== SOURCE EXTRACT ==
◇ ◇ ◇

"Last Days of Montreal" by John Brooke is one heck of a book. This slim volume is jam-packed with the cultural signifiers and memory of a city, province, and even country wracked with all sorts of problems.
Set in the mid 1990s, there's lots going on in Montréal. The referendum on Québec sovereignty, economic stumbles, the anglophone exodus, dilapitating infrastructure, and snow (although that's not limited to any epoch). The characters are all struggling through the confluence of their day to day lives which are coloured by the event unfolding around them. The connections between the individual stories are deftly woven - one person's activities meld into the lives of one, two, or more other characters, which then tie in to another, and then the circle closes, back to the first person again. The story whirlwinds through their lives, leaving the feeling of being out of control - much like the people in their situations - but both at the end of narrative snapshots, and at the end of the larger tale, the end really gives the sense of not really closure, but evolution on the parts of the characters.

◇ ◇ ◇

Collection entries
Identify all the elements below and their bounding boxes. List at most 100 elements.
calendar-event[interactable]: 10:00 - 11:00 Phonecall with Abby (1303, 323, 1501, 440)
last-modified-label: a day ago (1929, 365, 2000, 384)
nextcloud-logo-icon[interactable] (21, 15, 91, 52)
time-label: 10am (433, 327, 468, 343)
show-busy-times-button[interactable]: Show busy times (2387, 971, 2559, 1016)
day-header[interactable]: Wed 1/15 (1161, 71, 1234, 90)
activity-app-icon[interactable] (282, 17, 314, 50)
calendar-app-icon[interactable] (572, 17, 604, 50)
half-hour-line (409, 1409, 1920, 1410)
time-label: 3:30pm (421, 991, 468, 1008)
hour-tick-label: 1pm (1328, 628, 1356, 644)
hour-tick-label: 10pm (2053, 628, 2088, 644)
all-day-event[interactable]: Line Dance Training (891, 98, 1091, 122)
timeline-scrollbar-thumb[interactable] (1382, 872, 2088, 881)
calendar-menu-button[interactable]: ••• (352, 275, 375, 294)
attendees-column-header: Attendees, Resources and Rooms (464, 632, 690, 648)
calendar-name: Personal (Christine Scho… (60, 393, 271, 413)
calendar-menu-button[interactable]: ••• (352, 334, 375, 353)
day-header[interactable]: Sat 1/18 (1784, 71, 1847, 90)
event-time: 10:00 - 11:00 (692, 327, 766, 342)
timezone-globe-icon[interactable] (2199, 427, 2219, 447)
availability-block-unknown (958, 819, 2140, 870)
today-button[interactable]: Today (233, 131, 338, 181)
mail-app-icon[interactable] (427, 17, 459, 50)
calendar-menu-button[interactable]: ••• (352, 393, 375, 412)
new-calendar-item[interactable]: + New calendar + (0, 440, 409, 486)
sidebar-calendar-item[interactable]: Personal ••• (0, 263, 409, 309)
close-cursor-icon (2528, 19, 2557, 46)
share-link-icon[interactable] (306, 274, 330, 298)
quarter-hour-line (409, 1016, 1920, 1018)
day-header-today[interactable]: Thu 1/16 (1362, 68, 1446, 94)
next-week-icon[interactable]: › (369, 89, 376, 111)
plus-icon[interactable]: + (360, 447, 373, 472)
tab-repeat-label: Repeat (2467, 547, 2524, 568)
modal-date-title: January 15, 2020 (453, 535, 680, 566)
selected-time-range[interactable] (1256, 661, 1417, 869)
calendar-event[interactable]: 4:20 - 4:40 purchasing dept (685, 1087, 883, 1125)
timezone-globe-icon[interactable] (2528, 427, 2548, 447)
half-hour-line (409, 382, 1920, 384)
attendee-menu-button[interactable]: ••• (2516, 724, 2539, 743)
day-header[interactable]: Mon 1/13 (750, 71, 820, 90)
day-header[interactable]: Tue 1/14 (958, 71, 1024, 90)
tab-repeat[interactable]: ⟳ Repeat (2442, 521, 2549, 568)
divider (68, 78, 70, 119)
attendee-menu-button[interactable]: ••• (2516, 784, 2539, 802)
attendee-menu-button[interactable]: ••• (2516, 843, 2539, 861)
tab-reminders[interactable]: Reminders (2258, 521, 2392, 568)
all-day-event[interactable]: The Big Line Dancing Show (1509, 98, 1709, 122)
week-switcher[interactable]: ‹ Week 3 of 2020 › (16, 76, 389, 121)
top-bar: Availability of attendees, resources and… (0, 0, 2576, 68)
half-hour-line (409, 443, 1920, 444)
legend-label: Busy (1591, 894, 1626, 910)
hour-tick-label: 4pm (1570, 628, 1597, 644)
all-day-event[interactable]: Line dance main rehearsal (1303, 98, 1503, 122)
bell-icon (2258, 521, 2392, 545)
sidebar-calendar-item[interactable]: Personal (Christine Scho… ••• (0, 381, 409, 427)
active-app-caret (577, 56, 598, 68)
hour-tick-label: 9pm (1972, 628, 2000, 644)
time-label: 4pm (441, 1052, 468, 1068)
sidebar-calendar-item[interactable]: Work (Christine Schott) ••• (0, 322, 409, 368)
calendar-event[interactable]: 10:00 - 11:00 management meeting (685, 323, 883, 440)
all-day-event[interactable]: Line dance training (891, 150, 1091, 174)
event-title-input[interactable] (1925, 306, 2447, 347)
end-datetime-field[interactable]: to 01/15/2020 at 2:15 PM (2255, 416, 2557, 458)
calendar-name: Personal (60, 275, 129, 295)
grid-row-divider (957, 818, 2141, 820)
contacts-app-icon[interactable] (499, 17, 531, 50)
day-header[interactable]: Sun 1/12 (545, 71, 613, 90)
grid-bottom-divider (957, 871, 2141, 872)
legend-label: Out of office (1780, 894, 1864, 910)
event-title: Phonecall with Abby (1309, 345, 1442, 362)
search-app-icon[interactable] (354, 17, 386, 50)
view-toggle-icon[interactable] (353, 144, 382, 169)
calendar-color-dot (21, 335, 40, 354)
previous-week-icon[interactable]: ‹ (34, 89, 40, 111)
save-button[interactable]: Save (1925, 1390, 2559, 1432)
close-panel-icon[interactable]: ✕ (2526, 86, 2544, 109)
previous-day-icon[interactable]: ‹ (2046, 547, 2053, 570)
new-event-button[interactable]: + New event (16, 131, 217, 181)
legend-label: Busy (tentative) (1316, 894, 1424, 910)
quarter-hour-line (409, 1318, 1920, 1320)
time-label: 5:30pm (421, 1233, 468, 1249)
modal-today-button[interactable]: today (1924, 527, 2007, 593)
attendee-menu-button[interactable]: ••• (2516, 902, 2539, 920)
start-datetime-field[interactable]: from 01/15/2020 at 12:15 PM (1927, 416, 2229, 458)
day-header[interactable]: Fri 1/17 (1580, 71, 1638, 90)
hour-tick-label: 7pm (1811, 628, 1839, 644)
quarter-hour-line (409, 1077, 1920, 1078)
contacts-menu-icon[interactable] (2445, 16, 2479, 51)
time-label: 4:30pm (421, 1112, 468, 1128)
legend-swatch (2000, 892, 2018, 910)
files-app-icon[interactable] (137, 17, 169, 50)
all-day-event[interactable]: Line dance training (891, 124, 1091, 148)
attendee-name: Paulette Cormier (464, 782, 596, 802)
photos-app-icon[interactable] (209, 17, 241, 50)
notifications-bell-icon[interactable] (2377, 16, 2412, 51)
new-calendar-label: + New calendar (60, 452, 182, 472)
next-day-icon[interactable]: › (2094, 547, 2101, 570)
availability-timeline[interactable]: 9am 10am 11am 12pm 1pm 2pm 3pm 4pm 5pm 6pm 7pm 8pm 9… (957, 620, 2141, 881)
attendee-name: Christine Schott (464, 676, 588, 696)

◇ ◇ ◇

== PARTS OF THE EXERCISE ==
**1)** According to the book review, in what period is the book set?
**2)** Lay out the lines of the records as a JSON list of strings, one string per line, starting at the first line of the records and ending at the line that contains "day-header[interactable]: Wed 1/15", with both of those lines included.
The book review and the records have nothing to do with each other.

== SOLUTIONS TO THE EXERCISE ==
**1)** The mid 1990s.

**2)**
[
  "Identify all the elements below and their bounding boxes. List at most 100 elements.",
  "calendar-event[interactable]: 10:00 - 11:00 Phonecall with Abby (1303, 323, 1501, 440)",
  "last-modified-label: a day ago (1929, 365, 2000, 384)",
  "nextcloud-logo-icon[interactable] (21, 15, 91, 52)",
  "time-label: 10am (433, 327, 468, 343)",
  "show-busy-times-button[interactable]: Show busy times (2387, 971, 2559, 1016)",
  "day-header[interactable]: Wed 1/15 (1161, 71, 1234, 90)"
]